[Extracted data entries]
⁂
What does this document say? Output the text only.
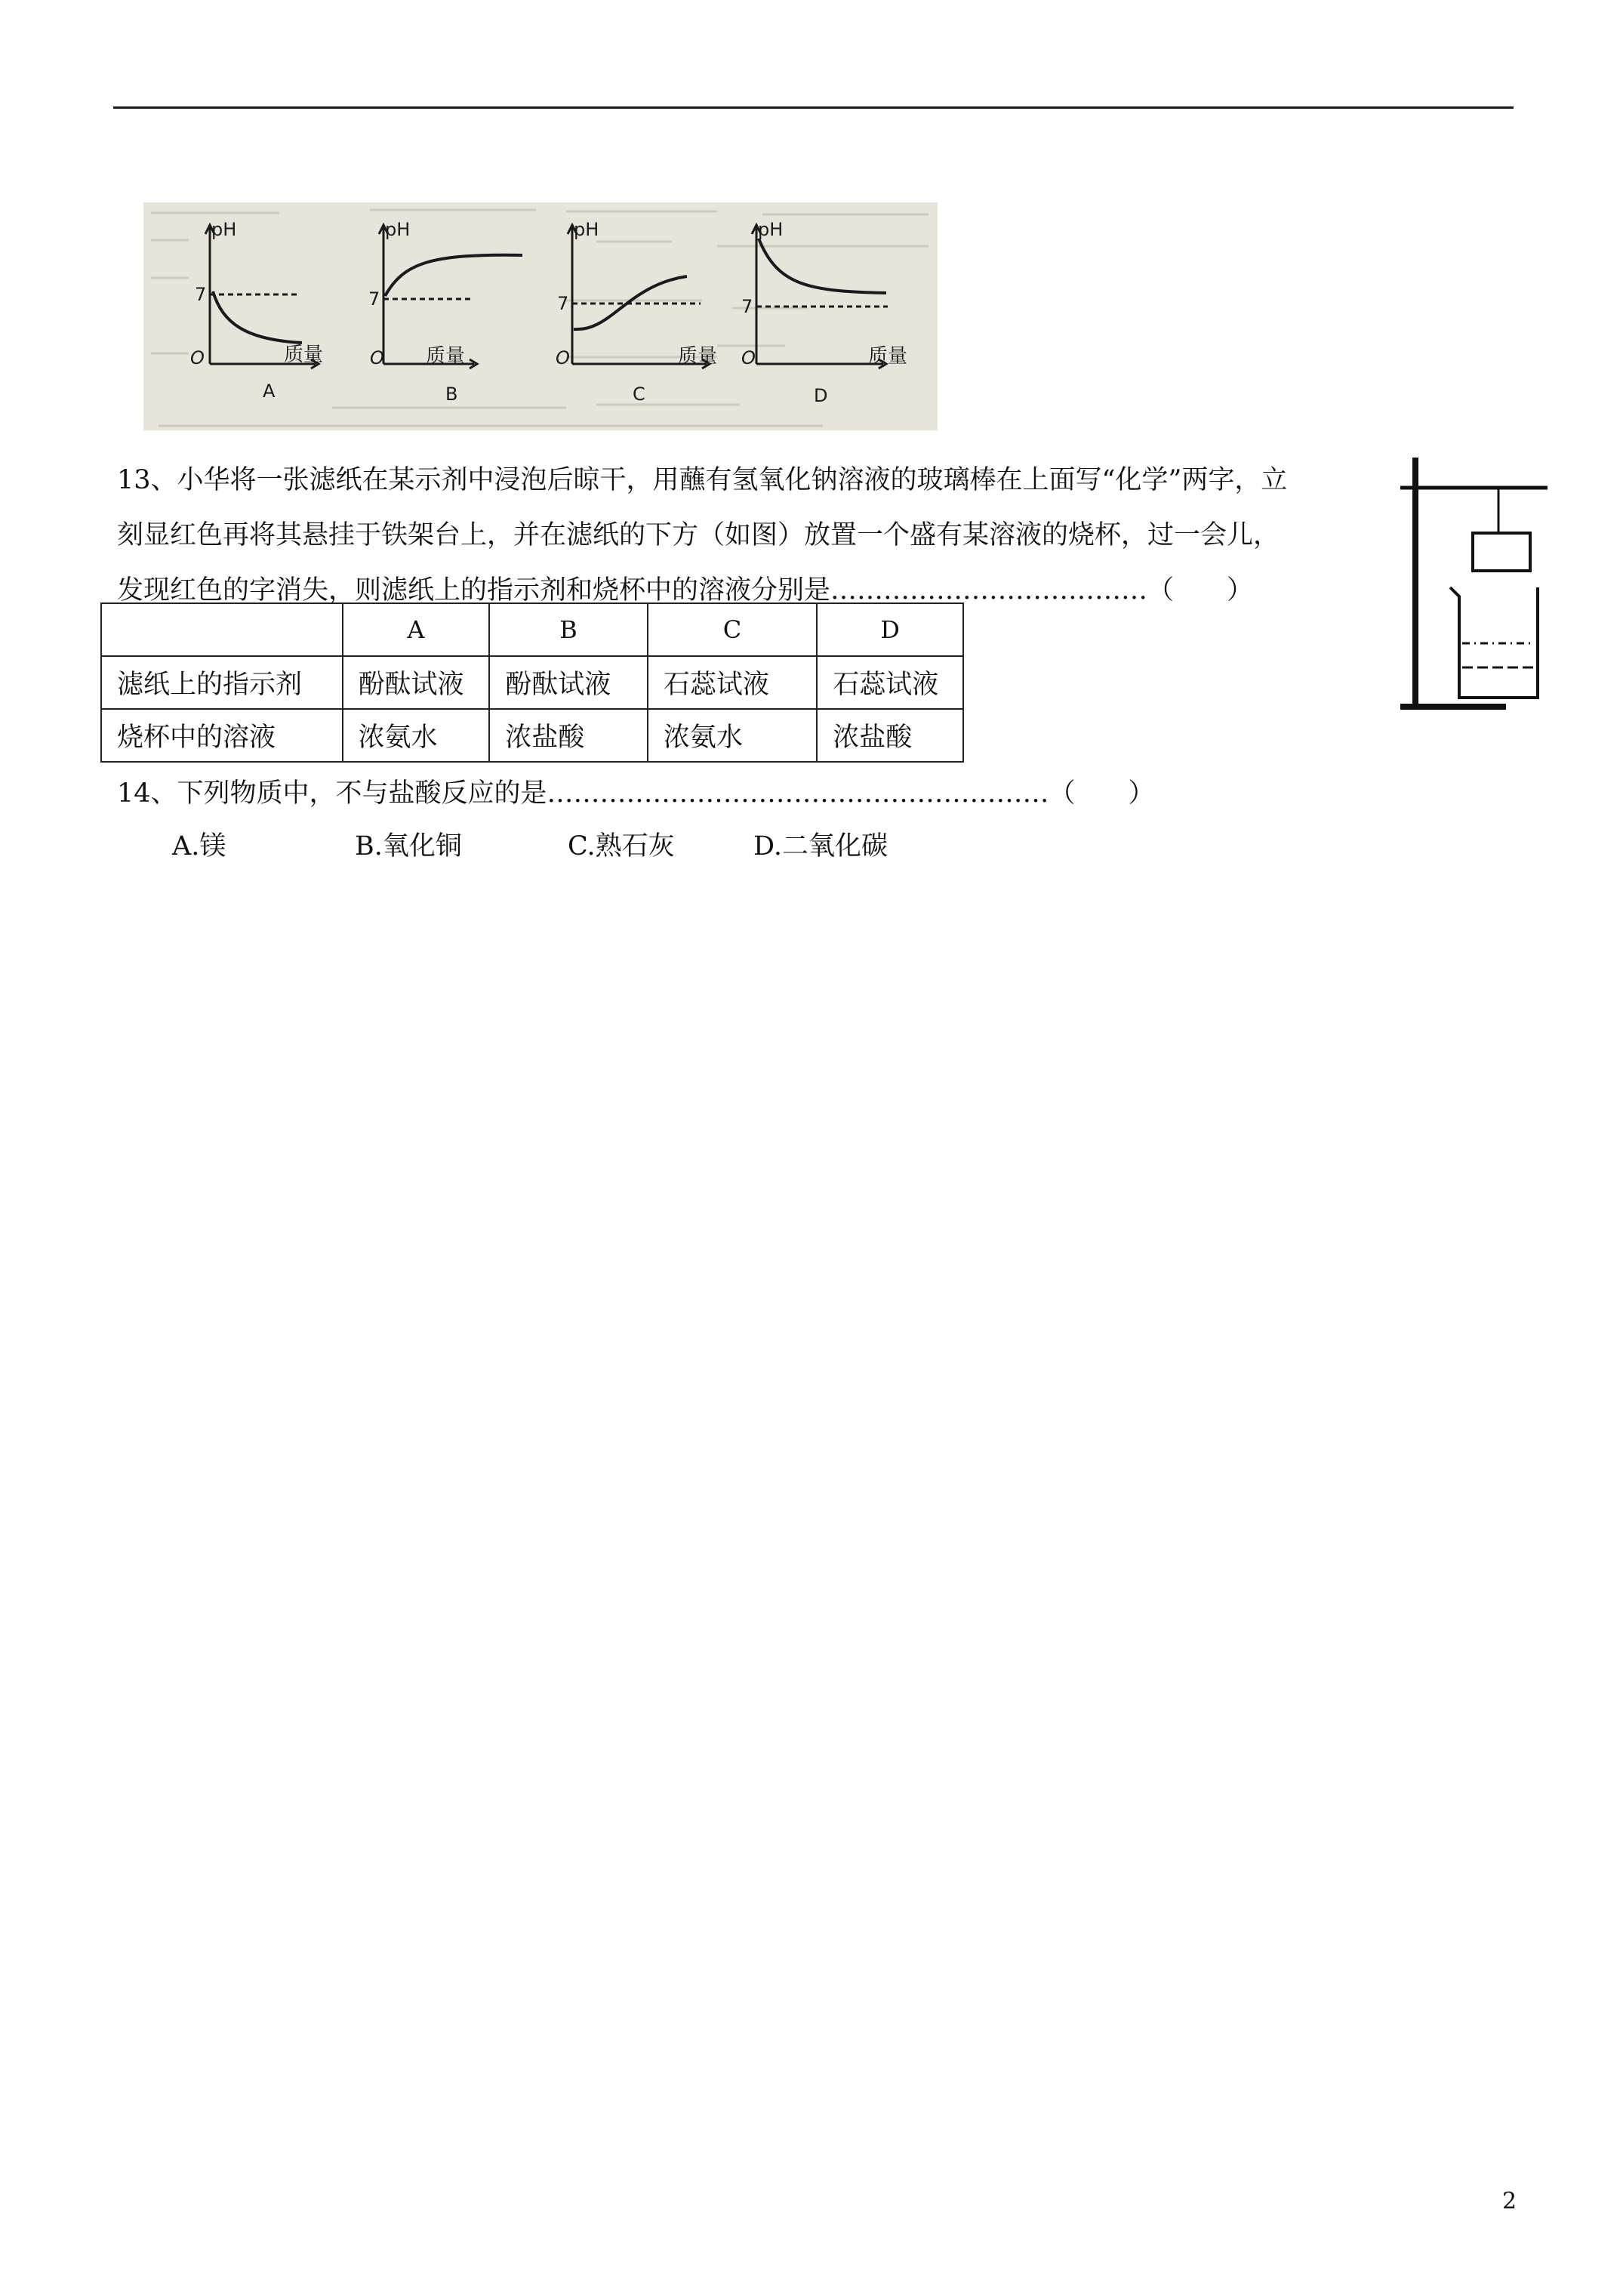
pH	pH	pH	pH
7	7	7	7
O	O	O	O
质量	质量	质量	质量
A	B	C	D

13、小华将一张滤纸在某示剂中浸泡后晾干，用蘸有氢氧化钠溶液的玻璃棒在上面写“化学”两字，立

刻显红色再将其悬挂于铁架台上，并在滤纸的下方（如图）放置一个盛有某溶液的烧杯，过一会儿，

发现红色的字消失，则滤纸上的指示剂和烧杯中的溶液分别是………………………………（　　）

	A	B	C	D
滤纸上的指示剂	酚酞试液	酚酞试液	石蕊试液	石蕊试液
烧杯中的溶液	浓氨水	浓盐酸	浓氨水	浓盐酸

14、下列物质中，不与盐酸反应的是…………………………………………………（　　）

A.镁	B.氧化铜	C.熟石灰	D.二氧化碳
2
⁂
## WORK TO COMPLETE:
Write out the whole listing exactly, and drop the pictures.

## COMPLETE OUTPUT:
What does this document say? Output the text only.
pH	pH	pH	pH
7	7	7	7
O	O	O	O
质量	质量	质量	质量
A	B	C	D

13、小华将一张滤纸在某示剂中浸泡后晾干，用蘸有氢氧化钠溶液的玻璃棒在上面写“化学”两字，立

刻显红色再将其悬挂于铁架台上，并在滤纸的下方（如图）放置一个盛有某溶液的烧杯，过一会儿，

发现红色的字消失，则滤纸上的指示剂和烧杯中的溶液分别是………………………………（　　）

	A	B	C	D
滤纸上的指示剂	酚酞试液	酚酞试液	石蕊试液	石蕊试液
烧杯中的溶液	浓氨水	浓盐酸	浓氨水	浓盐酸

14、下列物质中，不与盐酸反应的是…………………………………………………（　　）

A.镁	B.氧化铜	C.熟石灰	D.二氧化碳
2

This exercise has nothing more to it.